====== SUPPLIED DATA ======

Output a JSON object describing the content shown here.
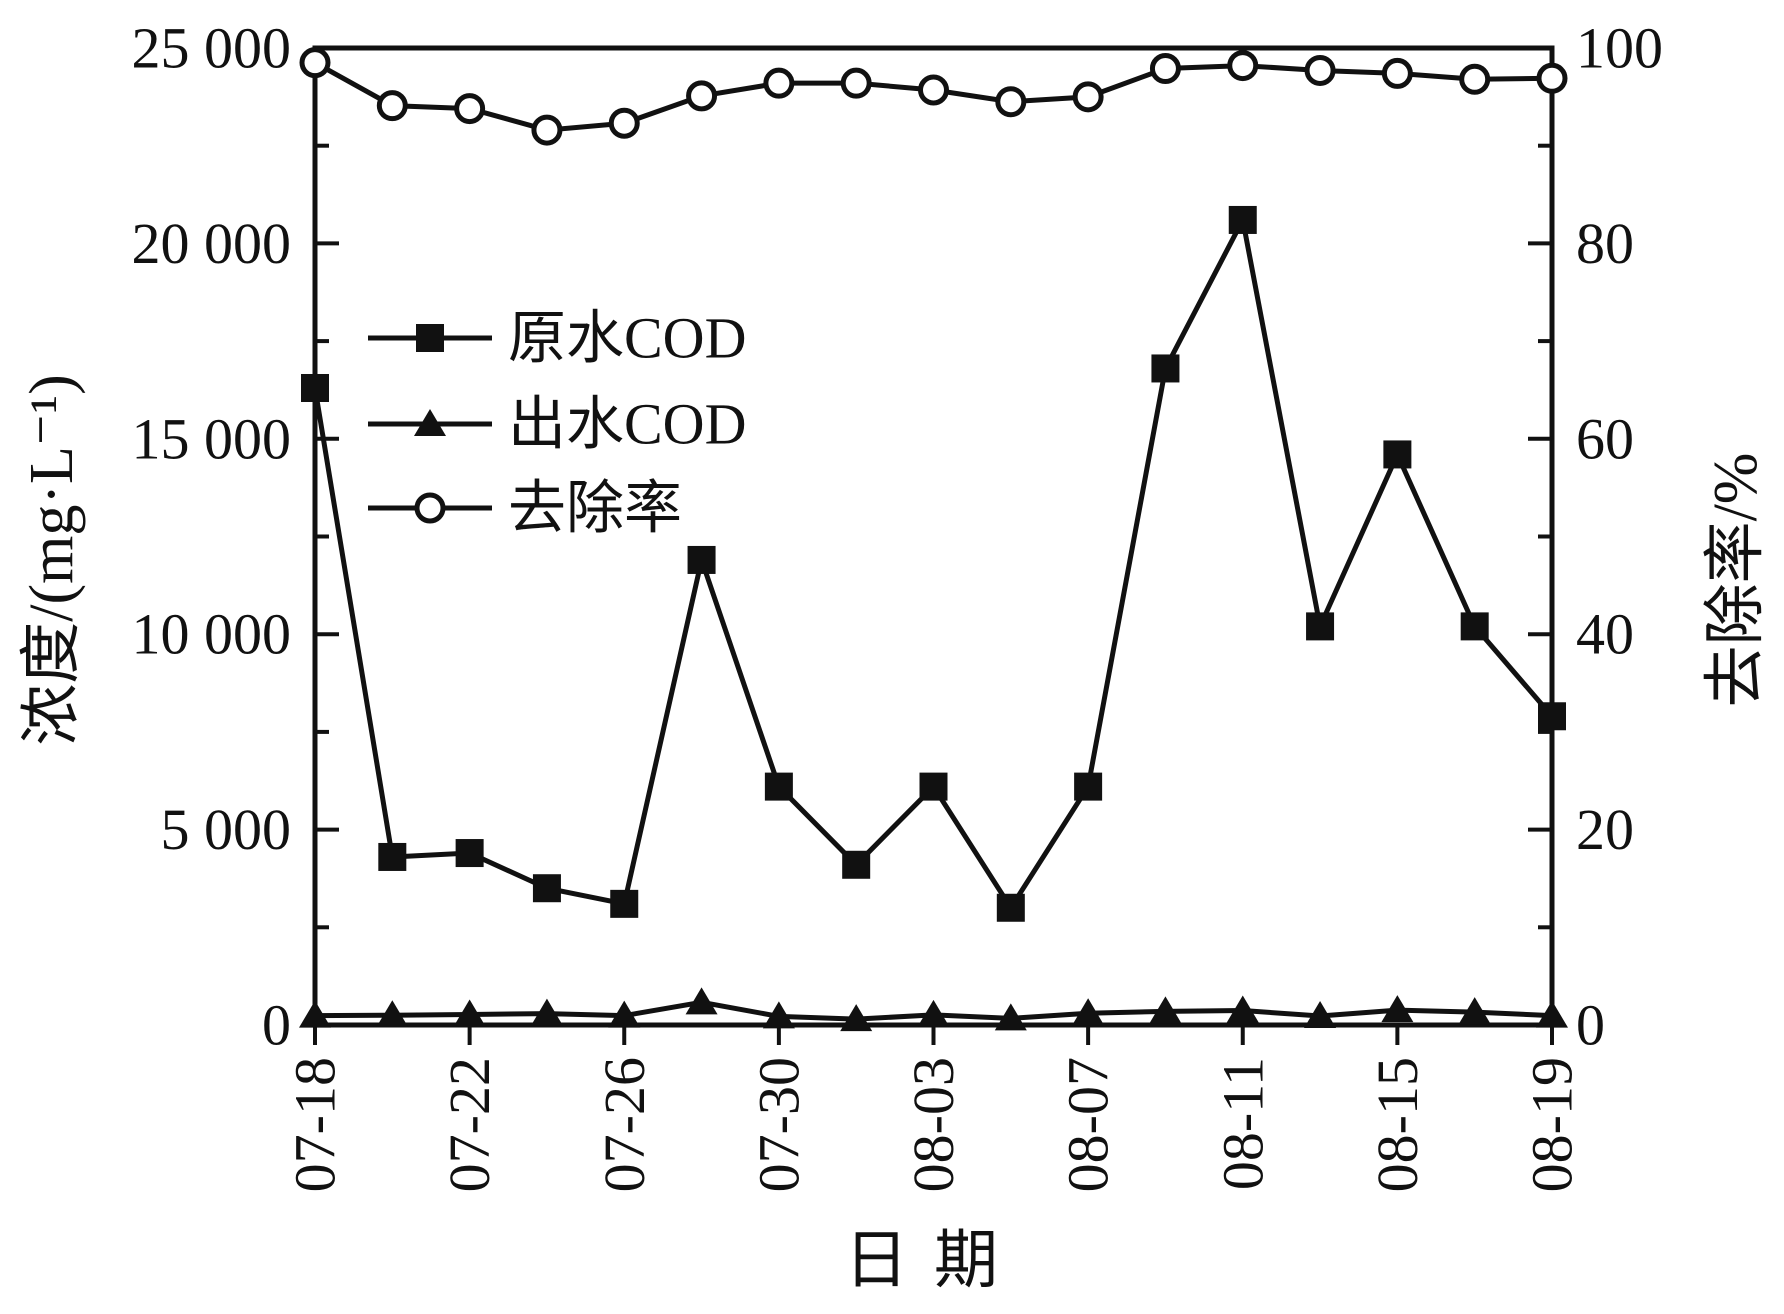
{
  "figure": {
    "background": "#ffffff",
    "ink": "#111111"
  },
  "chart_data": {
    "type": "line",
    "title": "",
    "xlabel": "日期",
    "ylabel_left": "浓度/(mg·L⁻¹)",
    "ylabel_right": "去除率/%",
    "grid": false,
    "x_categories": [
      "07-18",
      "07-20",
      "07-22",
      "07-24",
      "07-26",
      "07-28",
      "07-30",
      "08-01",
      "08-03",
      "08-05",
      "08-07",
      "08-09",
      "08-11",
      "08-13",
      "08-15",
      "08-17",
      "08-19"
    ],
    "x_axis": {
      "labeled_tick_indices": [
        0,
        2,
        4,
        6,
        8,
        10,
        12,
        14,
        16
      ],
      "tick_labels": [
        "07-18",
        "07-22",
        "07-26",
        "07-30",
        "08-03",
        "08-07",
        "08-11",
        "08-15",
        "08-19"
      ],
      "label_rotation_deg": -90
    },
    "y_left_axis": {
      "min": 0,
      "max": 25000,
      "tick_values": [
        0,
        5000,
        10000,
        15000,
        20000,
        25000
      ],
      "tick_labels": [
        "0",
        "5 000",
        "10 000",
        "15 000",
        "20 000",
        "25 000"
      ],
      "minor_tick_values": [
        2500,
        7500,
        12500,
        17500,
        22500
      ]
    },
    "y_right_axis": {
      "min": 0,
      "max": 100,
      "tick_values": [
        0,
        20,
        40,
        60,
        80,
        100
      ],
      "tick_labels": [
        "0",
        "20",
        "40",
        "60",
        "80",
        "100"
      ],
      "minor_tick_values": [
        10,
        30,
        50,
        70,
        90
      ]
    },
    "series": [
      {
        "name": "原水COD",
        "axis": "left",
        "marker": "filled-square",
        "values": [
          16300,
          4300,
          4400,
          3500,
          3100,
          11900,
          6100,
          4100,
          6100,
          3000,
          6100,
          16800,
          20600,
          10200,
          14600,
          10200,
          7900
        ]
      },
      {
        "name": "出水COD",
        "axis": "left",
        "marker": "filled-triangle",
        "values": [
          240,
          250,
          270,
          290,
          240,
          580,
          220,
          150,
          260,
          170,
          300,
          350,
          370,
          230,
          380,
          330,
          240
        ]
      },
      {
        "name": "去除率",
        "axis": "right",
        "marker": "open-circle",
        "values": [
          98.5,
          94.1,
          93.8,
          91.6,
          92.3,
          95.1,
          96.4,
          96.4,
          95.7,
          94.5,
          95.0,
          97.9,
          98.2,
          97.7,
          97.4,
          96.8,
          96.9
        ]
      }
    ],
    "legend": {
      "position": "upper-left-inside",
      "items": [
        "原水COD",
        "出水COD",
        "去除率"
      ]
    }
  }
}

======

__EXERCISE DETAILS__
In the data above, count the lines where the word "filled" appears; reply with the number only.

__EXERCISE RESPONSE__
2